(Data excerpts)
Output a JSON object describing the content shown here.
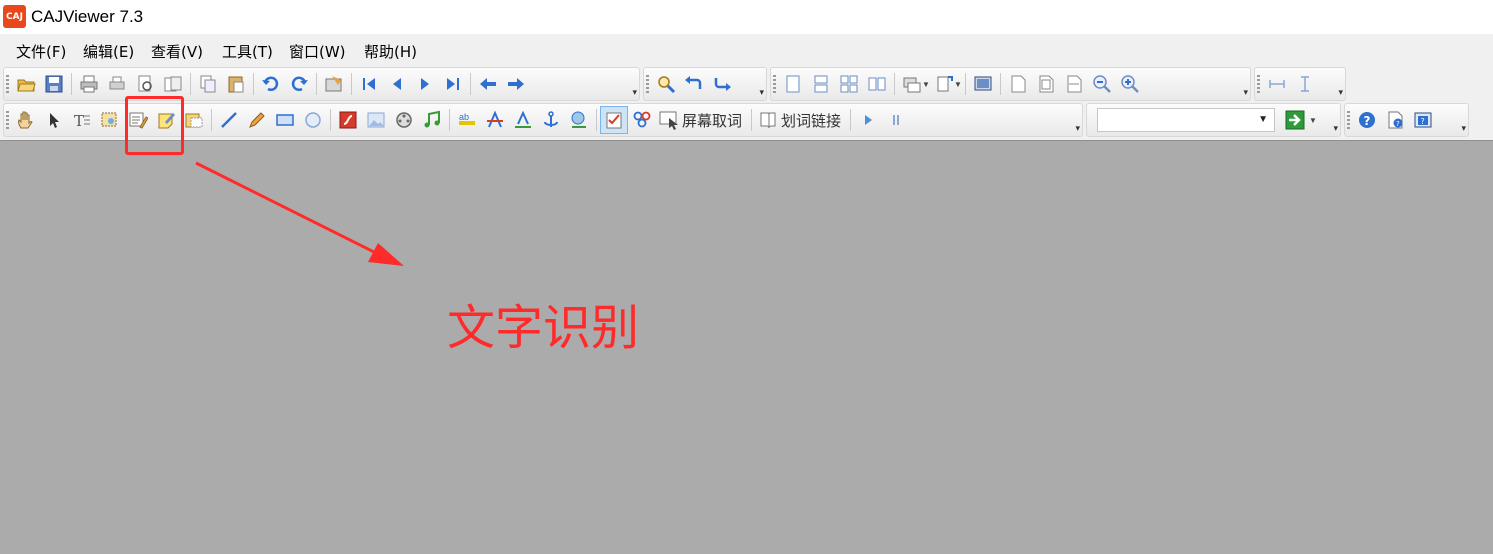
{
  "app": {
    "logo_text": "CAJ",
    "title": "CAJViewer 7.3"
  },
  "menu": [
    "文件(F)",
    "编辑(E)",
    "查看(V)",
    "工具(T)",
    "窗口(W)",
    "帮助(H)"
  ],
  "toolbar_row2": {
    "screen_word_label": "屏幕取词",
    "word_link_label": "划词链接",
    "search_value": ""
  },
  "annotation": {
    "label": "文字识别",
    "color": "#ff2a2a"
  },
  "colors": {
    "accent": "#e8481b",
    "workspace": "#ababab",
    "annotation": "#ff2a2a"
  }
}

> [GIVEN TASK]
Output, exactly, all the records above; include no pictures.

> [EXERCISE SOLUTION]
Output a JSON object describing the content shown here.
{
  "app": {
    "logo_text": "CAJ",
    "title": "CAJViewer 7.3"
  },
  "menu": [
    "文件(F)",
    "编辑(E)",
    "查看(V)",
    "工具(T)",
    "窗口(W)",
    "帮助(H)"
  ],
  "toolbar_row2": {
    "screen_word_label": "屏幕取词",
    "word_link_label": "划词链接",
    "search_value": ""
  },
  "annotation": {
    "label": "文字识别",
    "color": "#ff2a2a"
  },
  "colors": {
    "accent": "#e8481b",
    "workspace": "#ababab",
    "annotation": "#ff2a2a"
  }
}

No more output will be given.